• STATED EXERCISE: Below are some records. Say how many of their lines include the string "screenshot", giving only the number.

• SUPPLIED RECORDS:
▼

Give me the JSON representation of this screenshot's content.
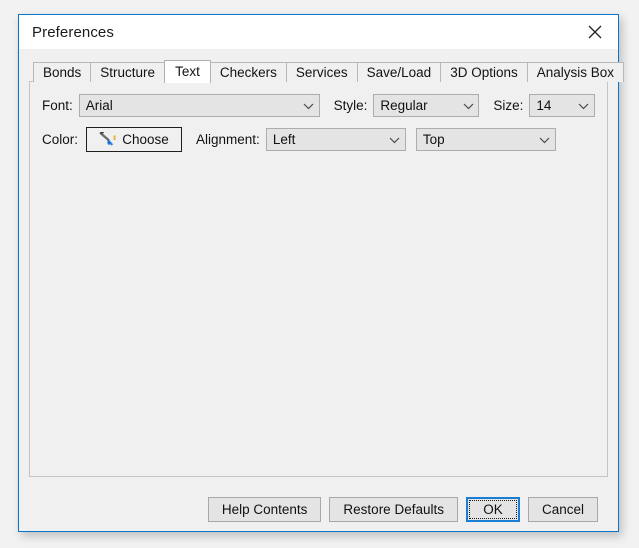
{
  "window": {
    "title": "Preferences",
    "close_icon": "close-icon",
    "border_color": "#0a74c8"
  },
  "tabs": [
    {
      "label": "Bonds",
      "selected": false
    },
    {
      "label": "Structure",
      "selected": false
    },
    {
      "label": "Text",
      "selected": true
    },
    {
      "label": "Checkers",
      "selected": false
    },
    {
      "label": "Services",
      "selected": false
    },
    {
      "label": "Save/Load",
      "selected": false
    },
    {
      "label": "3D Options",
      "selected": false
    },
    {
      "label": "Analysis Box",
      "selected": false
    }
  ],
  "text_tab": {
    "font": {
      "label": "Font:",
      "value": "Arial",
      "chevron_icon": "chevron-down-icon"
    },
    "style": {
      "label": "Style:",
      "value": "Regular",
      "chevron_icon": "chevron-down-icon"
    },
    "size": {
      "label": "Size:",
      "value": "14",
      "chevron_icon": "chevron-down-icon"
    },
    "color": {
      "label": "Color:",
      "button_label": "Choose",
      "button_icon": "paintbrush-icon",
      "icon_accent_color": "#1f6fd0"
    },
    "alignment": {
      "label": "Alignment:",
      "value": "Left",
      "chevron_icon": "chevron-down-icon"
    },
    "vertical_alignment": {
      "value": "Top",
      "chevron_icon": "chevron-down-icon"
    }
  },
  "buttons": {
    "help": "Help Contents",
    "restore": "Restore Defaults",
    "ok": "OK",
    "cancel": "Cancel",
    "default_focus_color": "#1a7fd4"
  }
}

▲
▼

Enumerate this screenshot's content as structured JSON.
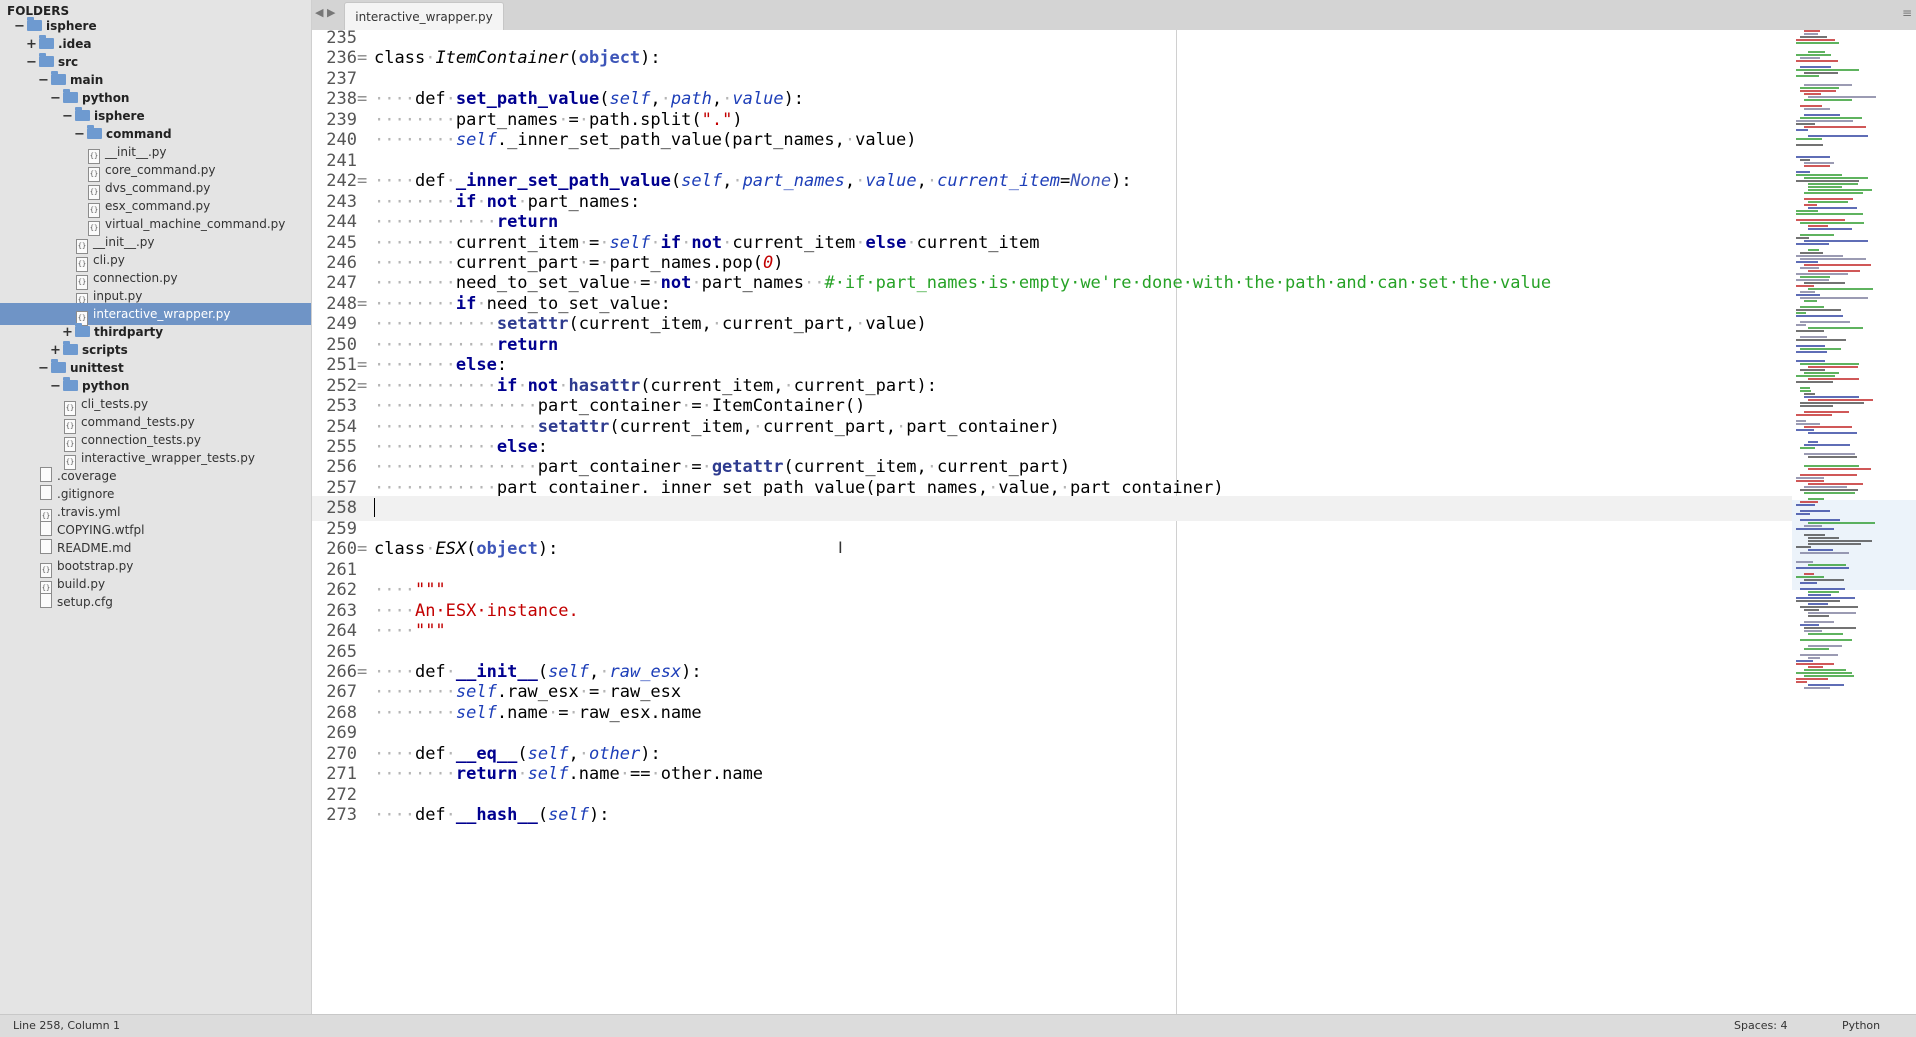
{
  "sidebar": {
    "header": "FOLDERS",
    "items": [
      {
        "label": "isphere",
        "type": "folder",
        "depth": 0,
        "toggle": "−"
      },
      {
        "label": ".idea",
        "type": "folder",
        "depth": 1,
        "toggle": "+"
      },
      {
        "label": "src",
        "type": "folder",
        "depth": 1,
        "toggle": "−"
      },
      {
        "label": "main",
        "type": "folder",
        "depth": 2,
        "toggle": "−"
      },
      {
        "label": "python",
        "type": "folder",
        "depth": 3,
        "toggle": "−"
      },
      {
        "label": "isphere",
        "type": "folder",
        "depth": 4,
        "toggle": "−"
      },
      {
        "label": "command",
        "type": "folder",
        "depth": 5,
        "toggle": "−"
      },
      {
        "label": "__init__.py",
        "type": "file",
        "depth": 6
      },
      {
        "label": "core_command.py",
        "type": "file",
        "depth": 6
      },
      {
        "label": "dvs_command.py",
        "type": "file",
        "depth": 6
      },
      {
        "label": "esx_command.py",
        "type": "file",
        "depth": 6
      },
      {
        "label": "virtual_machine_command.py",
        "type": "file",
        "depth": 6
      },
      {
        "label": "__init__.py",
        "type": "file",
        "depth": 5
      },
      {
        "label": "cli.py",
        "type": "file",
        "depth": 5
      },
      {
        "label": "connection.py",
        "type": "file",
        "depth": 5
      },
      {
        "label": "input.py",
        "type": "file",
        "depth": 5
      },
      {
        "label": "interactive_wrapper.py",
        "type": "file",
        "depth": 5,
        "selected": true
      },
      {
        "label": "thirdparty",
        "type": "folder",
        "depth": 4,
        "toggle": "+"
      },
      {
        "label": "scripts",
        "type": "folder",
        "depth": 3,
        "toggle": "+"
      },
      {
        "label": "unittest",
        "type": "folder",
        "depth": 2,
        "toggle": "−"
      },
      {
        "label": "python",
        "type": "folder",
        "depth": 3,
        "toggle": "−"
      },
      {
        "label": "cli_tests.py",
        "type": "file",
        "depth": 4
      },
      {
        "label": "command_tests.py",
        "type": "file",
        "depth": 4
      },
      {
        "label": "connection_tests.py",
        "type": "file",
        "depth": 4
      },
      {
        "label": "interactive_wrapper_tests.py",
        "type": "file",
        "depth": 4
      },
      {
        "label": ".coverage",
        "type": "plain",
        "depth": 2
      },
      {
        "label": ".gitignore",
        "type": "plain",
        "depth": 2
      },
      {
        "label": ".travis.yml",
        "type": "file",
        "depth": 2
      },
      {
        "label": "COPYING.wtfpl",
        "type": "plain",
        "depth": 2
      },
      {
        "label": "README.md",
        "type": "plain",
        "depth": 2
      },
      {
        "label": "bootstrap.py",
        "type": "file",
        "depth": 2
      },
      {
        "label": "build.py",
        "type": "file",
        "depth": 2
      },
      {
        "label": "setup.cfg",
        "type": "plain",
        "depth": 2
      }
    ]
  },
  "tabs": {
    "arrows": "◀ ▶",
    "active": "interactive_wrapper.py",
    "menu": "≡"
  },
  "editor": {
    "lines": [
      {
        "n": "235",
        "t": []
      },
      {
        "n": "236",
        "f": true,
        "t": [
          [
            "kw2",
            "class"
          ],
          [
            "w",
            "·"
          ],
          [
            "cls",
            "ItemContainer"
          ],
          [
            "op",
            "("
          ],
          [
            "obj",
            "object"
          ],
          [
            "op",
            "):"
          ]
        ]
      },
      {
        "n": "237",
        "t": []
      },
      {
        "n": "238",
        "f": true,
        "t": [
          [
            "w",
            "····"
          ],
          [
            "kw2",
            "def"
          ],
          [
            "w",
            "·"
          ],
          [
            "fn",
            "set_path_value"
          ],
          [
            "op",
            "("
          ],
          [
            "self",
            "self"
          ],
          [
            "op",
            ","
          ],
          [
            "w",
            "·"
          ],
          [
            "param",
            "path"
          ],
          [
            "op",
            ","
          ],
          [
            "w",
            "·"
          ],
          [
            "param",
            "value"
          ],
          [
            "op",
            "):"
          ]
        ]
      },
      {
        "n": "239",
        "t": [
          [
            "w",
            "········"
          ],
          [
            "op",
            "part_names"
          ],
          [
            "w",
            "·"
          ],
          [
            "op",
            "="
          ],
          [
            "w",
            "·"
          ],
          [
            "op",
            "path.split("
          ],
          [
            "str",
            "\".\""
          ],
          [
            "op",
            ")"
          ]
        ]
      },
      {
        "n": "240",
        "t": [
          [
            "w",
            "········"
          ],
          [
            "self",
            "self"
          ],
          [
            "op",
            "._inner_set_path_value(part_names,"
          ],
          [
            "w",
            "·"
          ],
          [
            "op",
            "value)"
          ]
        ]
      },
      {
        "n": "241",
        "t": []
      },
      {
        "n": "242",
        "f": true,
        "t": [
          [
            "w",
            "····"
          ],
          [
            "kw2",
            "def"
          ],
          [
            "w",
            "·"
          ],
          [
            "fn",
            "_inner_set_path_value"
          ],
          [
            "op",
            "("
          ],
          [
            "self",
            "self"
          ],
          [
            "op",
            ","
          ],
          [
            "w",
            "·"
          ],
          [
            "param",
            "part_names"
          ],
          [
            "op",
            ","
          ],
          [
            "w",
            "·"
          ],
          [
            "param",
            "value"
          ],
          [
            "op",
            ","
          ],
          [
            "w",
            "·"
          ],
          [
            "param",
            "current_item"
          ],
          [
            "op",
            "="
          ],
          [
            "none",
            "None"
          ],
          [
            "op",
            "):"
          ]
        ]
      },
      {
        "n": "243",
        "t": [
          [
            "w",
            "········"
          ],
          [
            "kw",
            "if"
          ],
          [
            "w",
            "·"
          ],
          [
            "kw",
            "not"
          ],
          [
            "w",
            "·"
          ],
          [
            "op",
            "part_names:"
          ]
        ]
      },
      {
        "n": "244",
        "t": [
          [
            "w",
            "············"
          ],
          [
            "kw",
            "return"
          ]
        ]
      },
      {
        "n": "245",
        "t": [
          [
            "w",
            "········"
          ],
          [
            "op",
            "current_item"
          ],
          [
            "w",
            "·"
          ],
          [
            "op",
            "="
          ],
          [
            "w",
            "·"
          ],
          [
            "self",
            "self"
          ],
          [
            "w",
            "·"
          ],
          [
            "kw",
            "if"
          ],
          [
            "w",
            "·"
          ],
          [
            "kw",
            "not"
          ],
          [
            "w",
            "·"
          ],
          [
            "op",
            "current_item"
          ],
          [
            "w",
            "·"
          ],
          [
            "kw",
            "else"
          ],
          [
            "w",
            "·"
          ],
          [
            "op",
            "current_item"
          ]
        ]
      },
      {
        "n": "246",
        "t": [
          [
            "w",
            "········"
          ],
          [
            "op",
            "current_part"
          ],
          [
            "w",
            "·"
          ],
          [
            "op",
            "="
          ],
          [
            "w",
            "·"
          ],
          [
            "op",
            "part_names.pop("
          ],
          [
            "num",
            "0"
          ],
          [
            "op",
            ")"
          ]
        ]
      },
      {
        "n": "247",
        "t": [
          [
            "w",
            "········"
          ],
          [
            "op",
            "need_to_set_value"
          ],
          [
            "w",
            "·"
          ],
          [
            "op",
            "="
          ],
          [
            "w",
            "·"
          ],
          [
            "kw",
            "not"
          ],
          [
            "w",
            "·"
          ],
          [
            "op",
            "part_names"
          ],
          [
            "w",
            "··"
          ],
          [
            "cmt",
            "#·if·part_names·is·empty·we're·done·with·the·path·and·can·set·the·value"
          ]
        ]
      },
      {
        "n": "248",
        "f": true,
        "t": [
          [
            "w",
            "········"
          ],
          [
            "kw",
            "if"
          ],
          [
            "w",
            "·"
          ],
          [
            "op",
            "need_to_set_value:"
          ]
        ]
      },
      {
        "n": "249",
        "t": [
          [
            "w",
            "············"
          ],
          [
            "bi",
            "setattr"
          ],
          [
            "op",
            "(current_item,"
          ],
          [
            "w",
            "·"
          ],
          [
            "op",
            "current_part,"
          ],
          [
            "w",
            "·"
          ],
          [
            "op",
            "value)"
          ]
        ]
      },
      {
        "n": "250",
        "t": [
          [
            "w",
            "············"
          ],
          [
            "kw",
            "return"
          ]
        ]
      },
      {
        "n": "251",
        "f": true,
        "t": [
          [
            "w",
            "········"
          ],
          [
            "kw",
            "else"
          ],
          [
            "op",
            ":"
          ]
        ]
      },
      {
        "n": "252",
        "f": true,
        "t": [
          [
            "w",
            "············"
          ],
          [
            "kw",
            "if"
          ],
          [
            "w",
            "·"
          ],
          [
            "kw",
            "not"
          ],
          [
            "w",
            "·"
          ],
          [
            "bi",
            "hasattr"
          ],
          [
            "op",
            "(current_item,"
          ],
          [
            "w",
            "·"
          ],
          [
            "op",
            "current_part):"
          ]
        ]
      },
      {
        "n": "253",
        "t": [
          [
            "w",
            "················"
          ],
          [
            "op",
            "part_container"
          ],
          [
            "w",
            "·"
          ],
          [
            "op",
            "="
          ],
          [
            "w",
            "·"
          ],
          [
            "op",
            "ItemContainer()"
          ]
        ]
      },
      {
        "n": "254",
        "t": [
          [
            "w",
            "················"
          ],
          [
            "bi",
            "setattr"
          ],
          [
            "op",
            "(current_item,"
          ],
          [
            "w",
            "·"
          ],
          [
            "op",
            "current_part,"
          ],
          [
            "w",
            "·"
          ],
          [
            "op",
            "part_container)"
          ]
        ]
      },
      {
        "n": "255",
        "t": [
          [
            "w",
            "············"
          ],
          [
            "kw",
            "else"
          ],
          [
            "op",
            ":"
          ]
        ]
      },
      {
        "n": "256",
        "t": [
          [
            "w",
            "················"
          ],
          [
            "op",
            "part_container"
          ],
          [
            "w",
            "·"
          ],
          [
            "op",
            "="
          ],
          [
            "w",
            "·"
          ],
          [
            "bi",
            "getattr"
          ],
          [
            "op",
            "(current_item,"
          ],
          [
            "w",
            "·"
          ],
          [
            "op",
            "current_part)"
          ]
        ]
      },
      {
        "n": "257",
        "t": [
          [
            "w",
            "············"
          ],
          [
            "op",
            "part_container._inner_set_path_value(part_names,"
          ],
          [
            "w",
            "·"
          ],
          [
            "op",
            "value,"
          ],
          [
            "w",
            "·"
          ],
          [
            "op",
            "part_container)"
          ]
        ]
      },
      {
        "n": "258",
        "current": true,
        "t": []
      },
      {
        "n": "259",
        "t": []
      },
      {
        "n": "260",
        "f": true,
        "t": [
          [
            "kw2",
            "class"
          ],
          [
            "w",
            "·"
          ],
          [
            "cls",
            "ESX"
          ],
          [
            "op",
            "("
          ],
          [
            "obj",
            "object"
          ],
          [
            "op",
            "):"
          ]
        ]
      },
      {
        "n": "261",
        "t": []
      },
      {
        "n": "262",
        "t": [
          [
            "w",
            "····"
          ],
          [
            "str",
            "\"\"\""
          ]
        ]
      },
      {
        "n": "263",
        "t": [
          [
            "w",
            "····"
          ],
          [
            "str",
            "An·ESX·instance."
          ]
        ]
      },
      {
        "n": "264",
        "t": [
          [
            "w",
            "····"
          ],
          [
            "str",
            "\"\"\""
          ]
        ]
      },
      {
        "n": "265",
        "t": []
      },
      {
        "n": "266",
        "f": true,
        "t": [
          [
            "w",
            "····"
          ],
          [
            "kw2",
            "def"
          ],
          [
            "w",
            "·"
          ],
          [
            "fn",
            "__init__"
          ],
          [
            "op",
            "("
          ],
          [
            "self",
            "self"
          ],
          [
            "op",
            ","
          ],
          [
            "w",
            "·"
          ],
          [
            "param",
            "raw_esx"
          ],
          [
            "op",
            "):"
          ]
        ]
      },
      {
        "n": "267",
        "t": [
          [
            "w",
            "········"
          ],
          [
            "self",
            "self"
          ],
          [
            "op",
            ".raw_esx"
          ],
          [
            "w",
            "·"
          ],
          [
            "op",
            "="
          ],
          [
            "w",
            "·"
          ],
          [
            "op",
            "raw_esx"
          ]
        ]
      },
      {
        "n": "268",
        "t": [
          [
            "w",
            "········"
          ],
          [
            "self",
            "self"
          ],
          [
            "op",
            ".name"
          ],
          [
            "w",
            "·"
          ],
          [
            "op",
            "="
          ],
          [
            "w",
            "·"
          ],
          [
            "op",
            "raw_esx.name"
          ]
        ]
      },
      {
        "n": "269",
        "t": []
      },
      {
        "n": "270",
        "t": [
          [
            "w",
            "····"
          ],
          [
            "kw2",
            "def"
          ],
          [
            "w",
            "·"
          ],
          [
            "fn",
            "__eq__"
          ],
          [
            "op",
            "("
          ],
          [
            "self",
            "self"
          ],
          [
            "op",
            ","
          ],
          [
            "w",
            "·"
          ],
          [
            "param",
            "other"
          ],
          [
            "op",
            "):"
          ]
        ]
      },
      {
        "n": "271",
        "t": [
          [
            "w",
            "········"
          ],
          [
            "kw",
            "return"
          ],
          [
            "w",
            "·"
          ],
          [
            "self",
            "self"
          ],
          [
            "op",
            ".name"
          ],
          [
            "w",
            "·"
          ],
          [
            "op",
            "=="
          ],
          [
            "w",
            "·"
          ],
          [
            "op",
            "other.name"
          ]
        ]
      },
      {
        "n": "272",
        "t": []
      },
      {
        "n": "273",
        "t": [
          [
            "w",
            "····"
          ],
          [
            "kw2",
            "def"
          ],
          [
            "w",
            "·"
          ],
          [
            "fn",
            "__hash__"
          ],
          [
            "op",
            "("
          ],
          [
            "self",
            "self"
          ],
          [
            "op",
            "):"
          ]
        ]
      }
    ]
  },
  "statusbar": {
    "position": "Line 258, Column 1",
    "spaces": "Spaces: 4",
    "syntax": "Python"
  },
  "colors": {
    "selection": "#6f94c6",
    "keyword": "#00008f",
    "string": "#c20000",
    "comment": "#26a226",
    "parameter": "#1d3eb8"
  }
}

▲

• RESPONSE TO THIS EXERCISE: 2